Entries from a dataset of interfaces
____________________
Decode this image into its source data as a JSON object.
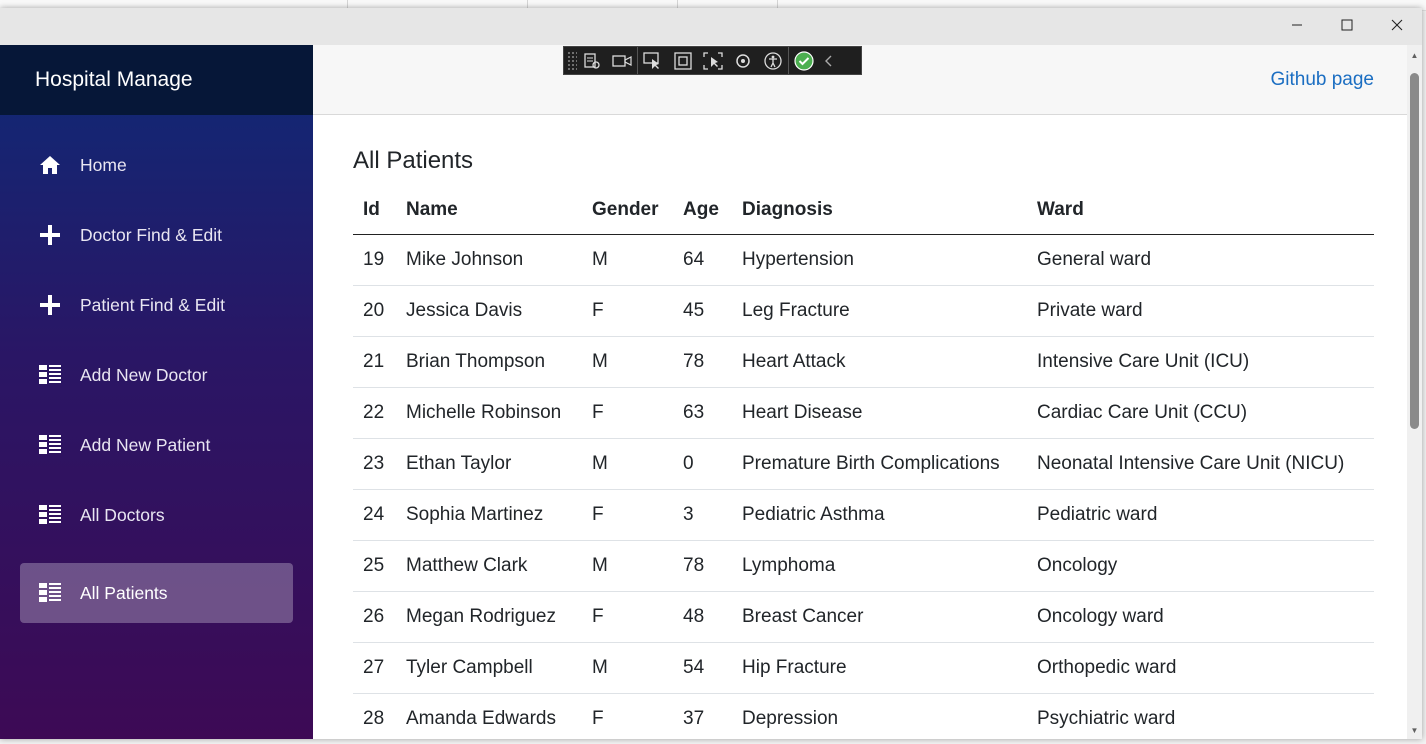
{
  "app": {
    "brand": "Hospital Manage",
    "github_link": "Github page"
  },
  "sidebar": {
    "items": [
      {
        "label": "Home",
        "icon": "home-icon",
        "active": false
      },
      {
        "label": "Doctor Find & Edit",
        "icon": "plus-icon",
        "active": false
      },
      {
        "label": "Patient Find & Edit",
        "icon": "plus-icon",
        "active": false
      },
      {
        "label": "Add New Doctor",
        "icon": "list-icon",
        "active": false
      },
      {
        "label": "Add New Patient",
        "icon": "list-icon",
        "active": false
      },
      {
        "label": "All Doctors",
        "icon": "list-icon",
        "active": false
      },
      {
        "label": "All Patients",
        "icon": "list-icon",
        "active": true
      }
    ]
  },
  "page": {
    "title": "All Patients"
  },
  "table": {
    "headers": [
      "Id",
      "Name",
      "Gender",
      "Age",
      "Diagnosis",
      "Ward"
    ],
    "rows": [
      [
        "19",
        "Mike Johnson",
        "M",
        "64",
        "Hypertension",
        "General ward"
      ],
      [
        "20",
        "Jessica Davis",
        "F",
        "45",
        "Leg Fracture",
        "Private ward"
      ],
      [
        "21",
        "Brian Thompson",
        "M",
        "78",
        "Heart Attack",
        "Intensive Care Unit (ICU)"
      ],
      [
        "22",
        "Michelle Robinson",
        "F",
        "63",
        "Heart Disease",
        "Cardiac Care Unit (CCU)"
      ],
      [
        "23",
        "Ethan Taylor",
        "M",
        "0",
        "Premature Birth Complications",
        "Neonatal Intensive Care Unit (NICU)"
      ],
      [
        "24",
        "Sophia Martinez",
        "F",
        "3",
        "Pediatric Asthma",
        "Pediatric ward"
      ],
      [
        "25",
        "Matthew Clark",
        "M",
        "78",
        "Lymphoma",
        "Oncology"
      ],
      [
        "26",
        "Megan Rodriguez",
        "F",
        "48",
        "Breast Cancer",
        "Oncology ward"
      ],
      [
        "27",
        "Tyler Campbell",
        "M",
        "54",
        "Hip Fracture",
        "Orthopedic ward"
      ],
      [
        "28",
        "Amanda Edwards",
        "F",
        "37",
        "Depression",
        "Psychiatric ward"
      ]
    ]
  },
  "colors": {
    "sidebar_top": "#0e2a77",
    "sidebar_bottom": "#3d0a55",
    "brand_bg": "#061738",
    "link": "#1b6ec2",
    "active_item": "rgba(255,255,255,0.28)"
  },
  "vs_toolbar": {
    "icons": [
      "live-visual-tree-icon",
      "record-icon",
      "select-element-icon",
      "display-layout-adorners-icon",
      "track-focus-icon",
      "hot-reload-icon",
      "accessibility-icon",
      "check-icon",
      "collapse-icon"
    ]
  }
}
____________________
§ INSTRUCTIONS TO FOLLOW
The records above are to be copied exactly, without their pictures.

§ WORKED SOLUTION
Decode this image into its source data as a JSON object.
{
  "app": {
    "brand": "Hospital Manage",
    "github_link": "Github page"
  },
  "sidebar": {
    "items": [
      {
        "label": "Home",
        "icon": "home-icon",
        "active": false
      },
      {
        "label": "Doctor Find & Edit",
        "icon": "plus-icon",
        "active": false
      },
      {
        "label": "Patient Find & Edit",
        "icon": "plus-icon",
        "active": false
      },
      {
        "label": "Add New Doctor",
        "icon": "list-icon",
        "active": false
      },
      {
        "label": "Add New Patient",
        "icon": "list-icon",
        "active": false
      },
      {
        "label": "All Doctors",
        "icon": "list-icon",
        "active": false
      },
      {
        "label": "All Patients",
        "icon": "list-icon",
        "active": true
      }
    ]
  },
  "page": {
    "title": "All Patients"
  },
  "table": {
    "headers": [
      "Id",
      "Name",
      "Gender",
      "Age",
      "Diagnosis",
      "Ward"
    ],
    "rows": [
      [
        "19",
        "Mike Johnson",
        "M",
        "64",
        "Hypertension",
        "General ward"
      ],
      [
        "20",
        "Jessica Davis",
        "F",
        "45",
        "Leg Fracture",
        "Private ward"
      ],
      [
        "21",
        "Brian Thompson",
        "M",
        "78",
        "Heart Attack",
        "Intensive Care Unit (ICU)"
      ],
      [
        "22",
        "Michelle Robinson",
        "F",
        "63",
        "Heart Disease",
        "Cardiac Care Unit (CCU)"
      ],
      [
        "23",
        "Ethan Taylor",
        "M",
        "0",
        "Premature Birth Complications",
        "Neonatal Intensive Care Unit (NICU)"
      ],
      [
        "24",
        "Sophia Martinez",
        "F",
        "3",
        "Pediatric Asthma",
        "Pediatric ward"
      ],
      [
        "25",
        "Matthew Clark",
        "M",
        "78",
        "Lymphoma",
        "Oncology"
      ],
      [
        "26",
        "Megan Rodriguez",
        "F",
        "48",
        "Breast Cancer",
        "Oncology ward"
      ],
      [
        "27",
        "Tyler Campbell",
        "M",
        "54",
        "Hip Fracture",
        "Orthopedic ward"
      ],
      [
        "28",
        "Amanda Edwards",
        "F",
        "37",
        "Depression",
        "Psychiatric ward"
      ]
    ]
  },
  "colors": {
    "sidebar_top": "#0e2a77",
    "sidebar_bottom": "#3d0a55",
    "brand_bg": "#061738",
    "link": "#1b6ec2",
    "active_item": "rgba(255,255,255,0.28)"
  },
  "vs_toolbar": {
    "icons": [
      "live-visual-tree-icon",
      "record-icon",
      "select-element-icon",
      "display-layout-adorners-icon",
      "track-focus-icon",
      "hot-reload-icon",
      "accessibility-icon",
      "check-icon",
      "collapse-icon"
    ]
  }
}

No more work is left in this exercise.